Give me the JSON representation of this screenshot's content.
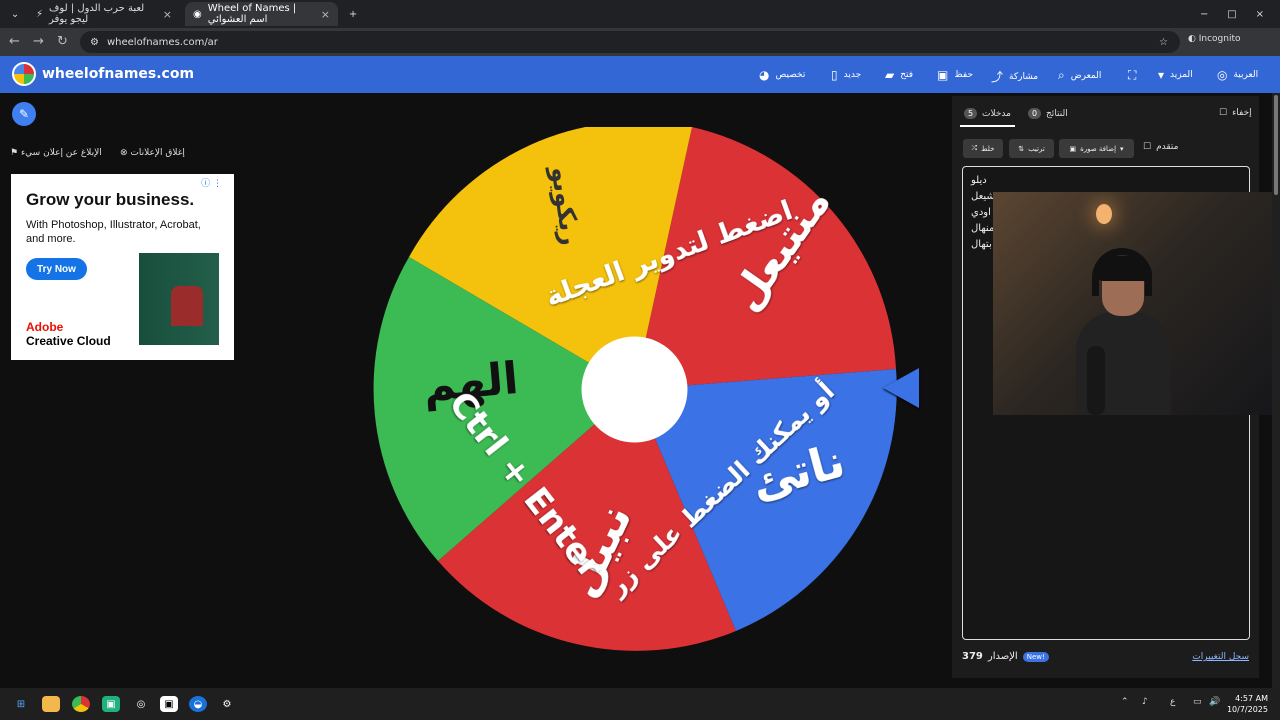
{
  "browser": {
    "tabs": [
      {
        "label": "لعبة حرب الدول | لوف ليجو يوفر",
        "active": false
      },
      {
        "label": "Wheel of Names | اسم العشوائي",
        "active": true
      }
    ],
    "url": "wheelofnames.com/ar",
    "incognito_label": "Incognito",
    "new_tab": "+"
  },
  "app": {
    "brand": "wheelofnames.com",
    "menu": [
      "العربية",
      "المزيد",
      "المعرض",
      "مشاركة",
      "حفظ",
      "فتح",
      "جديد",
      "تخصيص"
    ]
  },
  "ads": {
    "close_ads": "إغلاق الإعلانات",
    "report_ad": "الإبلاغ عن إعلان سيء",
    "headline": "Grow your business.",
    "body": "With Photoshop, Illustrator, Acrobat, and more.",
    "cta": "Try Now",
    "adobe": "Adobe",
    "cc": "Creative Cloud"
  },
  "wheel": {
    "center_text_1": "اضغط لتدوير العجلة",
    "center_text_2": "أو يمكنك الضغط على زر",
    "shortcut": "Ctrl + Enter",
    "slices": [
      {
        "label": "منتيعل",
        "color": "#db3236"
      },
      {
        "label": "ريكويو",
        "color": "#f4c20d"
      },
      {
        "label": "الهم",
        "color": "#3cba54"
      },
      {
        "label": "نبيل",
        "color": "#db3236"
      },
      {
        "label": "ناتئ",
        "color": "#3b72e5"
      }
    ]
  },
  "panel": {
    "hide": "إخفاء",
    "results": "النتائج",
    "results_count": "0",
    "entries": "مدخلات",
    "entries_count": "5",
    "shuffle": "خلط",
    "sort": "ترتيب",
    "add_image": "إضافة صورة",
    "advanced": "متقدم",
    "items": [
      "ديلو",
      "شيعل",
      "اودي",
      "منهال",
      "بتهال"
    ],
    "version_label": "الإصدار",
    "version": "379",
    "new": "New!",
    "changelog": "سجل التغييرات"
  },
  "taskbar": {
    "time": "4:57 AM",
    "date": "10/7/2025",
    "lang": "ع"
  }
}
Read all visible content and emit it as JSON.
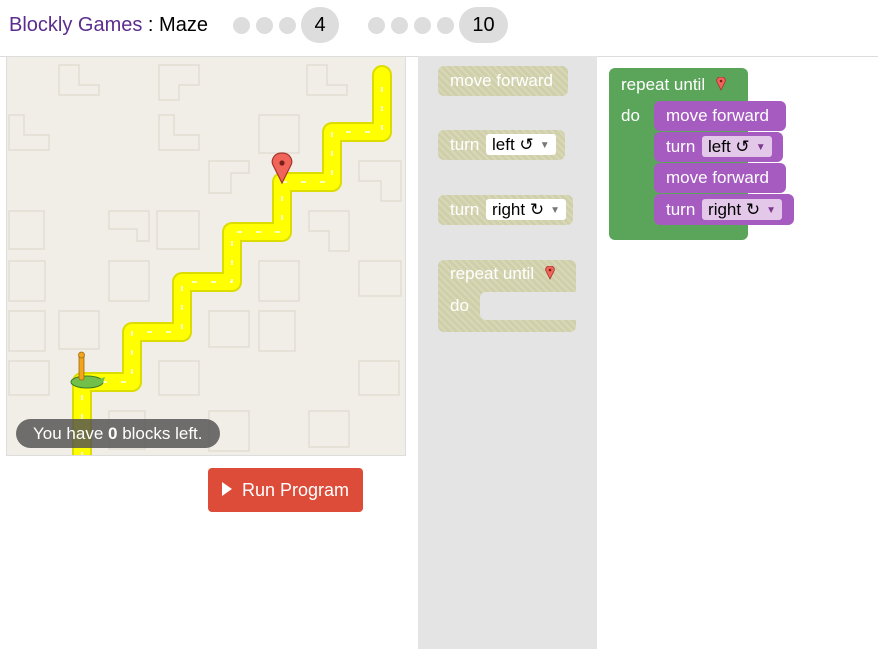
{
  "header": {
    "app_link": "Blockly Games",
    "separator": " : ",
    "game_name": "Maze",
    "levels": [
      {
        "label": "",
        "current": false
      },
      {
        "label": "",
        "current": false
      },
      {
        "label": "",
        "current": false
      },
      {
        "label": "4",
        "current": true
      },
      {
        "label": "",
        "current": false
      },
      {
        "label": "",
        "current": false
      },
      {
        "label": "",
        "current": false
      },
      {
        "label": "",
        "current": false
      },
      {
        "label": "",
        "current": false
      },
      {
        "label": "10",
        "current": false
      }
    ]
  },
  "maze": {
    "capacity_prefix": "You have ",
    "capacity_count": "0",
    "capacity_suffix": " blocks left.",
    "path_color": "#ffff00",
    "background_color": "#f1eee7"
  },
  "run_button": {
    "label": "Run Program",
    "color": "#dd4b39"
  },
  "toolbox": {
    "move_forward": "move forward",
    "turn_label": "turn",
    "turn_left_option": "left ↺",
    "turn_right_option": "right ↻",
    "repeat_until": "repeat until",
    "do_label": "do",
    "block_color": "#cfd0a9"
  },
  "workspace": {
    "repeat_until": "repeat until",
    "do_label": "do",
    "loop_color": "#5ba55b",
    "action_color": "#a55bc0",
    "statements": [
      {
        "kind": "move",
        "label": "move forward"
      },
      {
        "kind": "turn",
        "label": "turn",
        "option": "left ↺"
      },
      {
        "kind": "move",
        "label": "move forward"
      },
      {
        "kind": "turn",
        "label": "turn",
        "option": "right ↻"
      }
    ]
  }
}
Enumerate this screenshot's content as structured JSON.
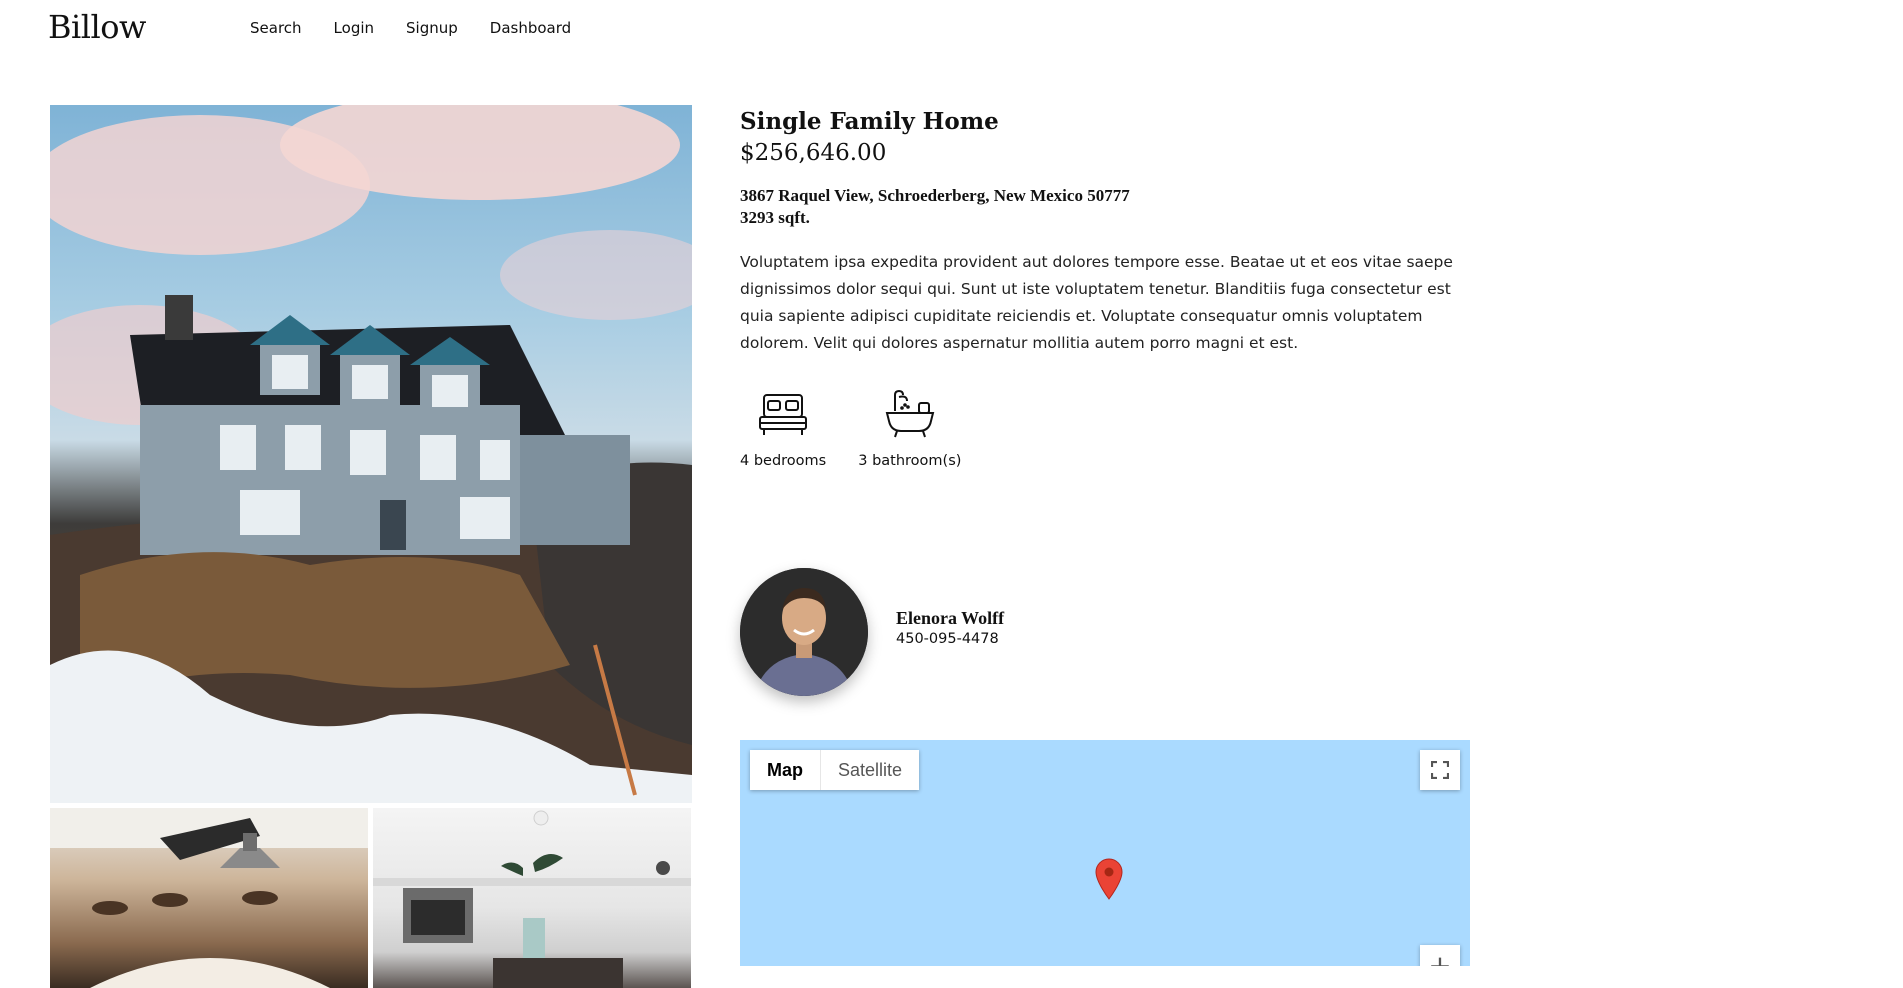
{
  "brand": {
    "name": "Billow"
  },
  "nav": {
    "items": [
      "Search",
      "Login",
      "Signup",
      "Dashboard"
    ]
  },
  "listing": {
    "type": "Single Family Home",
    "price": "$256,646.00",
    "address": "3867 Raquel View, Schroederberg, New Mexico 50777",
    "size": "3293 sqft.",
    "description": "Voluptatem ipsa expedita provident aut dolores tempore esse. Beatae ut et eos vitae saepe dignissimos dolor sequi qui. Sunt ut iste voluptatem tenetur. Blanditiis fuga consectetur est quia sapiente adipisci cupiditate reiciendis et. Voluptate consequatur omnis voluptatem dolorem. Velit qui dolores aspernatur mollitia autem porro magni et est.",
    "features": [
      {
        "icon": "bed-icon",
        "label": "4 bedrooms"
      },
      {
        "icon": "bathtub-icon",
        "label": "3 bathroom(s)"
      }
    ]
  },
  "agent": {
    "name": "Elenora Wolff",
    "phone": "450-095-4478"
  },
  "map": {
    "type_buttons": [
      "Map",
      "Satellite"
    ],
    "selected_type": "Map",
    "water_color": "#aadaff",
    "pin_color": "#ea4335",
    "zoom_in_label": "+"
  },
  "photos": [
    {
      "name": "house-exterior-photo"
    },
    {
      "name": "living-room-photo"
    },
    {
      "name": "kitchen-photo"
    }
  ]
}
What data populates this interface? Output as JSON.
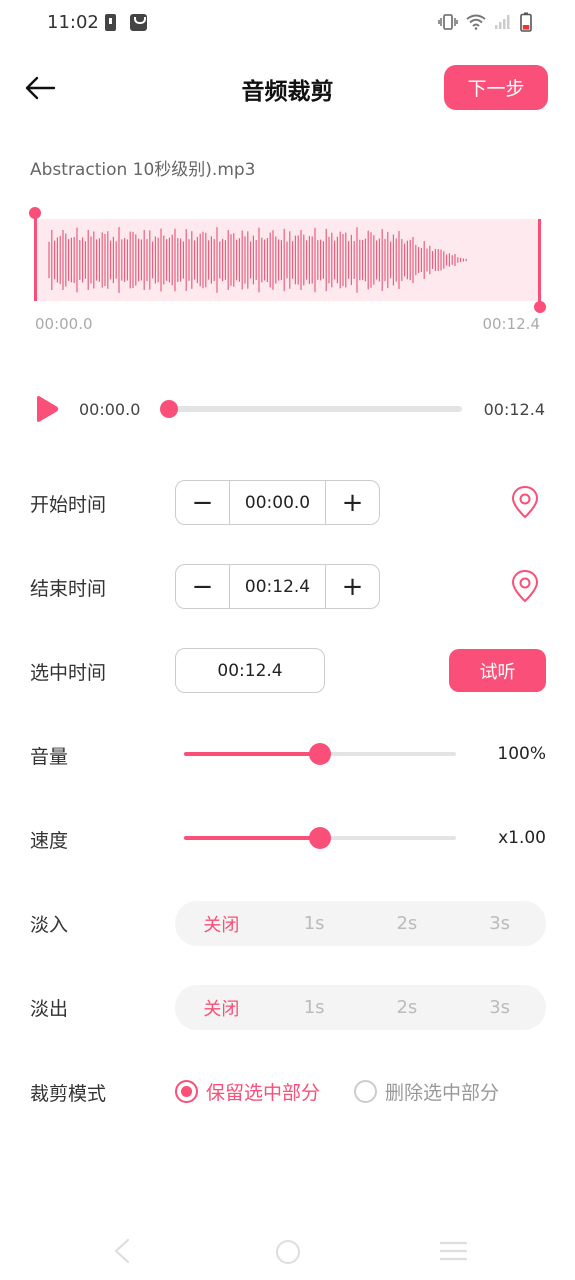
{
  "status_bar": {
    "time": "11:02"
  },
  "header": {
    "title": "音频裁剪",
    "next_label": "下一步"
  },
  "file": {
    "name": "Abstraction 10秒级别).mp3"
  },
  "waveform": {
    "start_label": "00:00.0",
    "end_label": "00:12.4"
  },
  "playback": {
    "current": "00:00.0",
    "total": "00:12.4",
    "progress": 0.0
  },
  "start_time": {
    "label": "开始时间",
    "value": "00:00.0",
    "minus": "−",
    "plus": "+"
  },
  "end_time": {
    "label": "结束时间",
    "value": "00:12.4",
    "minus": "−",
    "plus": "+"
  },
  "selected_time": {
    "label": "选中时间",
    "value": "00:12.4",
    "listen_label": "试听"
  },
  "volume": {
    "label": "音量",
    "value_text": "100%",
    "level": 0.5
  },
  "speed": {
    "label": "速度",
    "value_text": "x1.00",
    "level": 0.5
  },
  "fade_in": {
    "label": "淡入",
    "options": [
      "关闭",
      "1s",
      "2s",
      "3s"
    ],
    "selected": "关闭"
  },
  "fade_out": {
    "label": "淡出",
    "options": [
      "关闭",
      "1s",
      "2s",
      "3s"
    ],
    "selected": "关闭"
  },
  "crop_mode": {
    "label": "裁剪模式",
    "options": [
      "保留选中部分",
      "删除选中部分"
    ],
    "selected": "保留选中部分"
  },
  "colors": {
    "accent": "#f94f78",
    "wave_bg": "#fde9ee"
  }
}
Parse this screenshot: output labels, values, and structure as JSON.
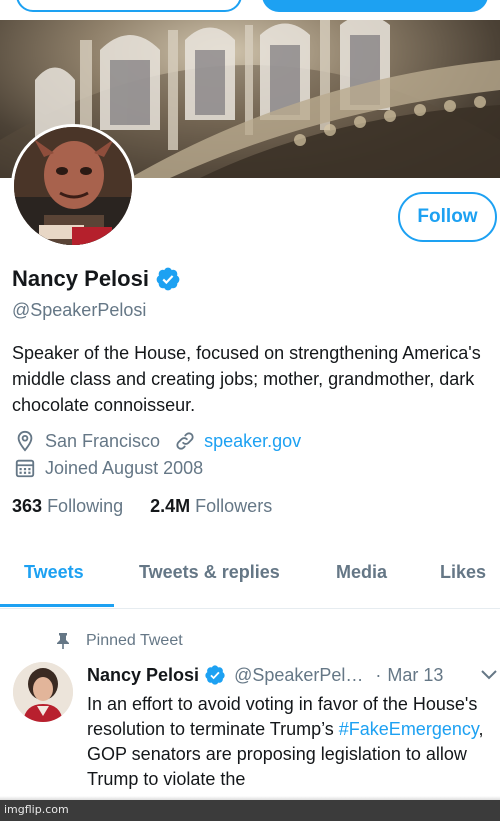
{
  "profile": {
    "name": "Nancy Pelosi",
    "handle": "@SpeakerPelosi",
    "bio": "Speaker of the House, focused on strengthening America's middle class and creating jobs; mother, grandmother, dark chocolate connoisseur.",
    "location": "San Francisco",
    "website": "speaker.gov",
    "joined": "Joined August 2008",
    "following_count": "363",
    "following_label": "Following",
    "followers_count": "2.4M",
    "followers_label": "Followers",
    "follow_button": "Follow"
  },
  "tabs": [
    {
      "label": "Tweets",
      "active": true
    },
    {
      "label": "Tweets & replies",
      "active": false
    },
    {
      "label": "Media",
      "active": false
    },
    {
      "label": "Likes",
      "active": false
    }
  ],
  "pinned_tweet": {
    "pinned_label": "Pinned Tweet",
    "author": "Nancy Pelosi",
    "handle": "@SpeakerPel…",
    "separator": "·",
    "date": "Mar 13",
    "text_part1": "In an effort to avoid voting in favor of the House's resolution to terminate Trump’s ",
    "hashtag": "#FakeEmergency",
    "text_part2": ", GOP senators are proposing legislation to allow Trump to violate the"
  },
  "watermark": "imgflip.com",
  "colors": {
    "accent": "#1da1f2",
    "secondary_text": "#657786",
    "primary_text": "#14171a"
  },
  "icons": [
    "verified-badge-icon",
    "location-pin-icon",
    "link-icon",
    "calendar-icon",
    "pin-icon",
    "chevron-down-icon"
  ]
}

===============

### WHAT THIS TASK INVOLVES
Extract each line from the listing that holds the word "wheelofnames".

### EXPECTED OUTPUT
    "url": "wheelofnames.com/ar",
    "brand": "wheelofnames.com",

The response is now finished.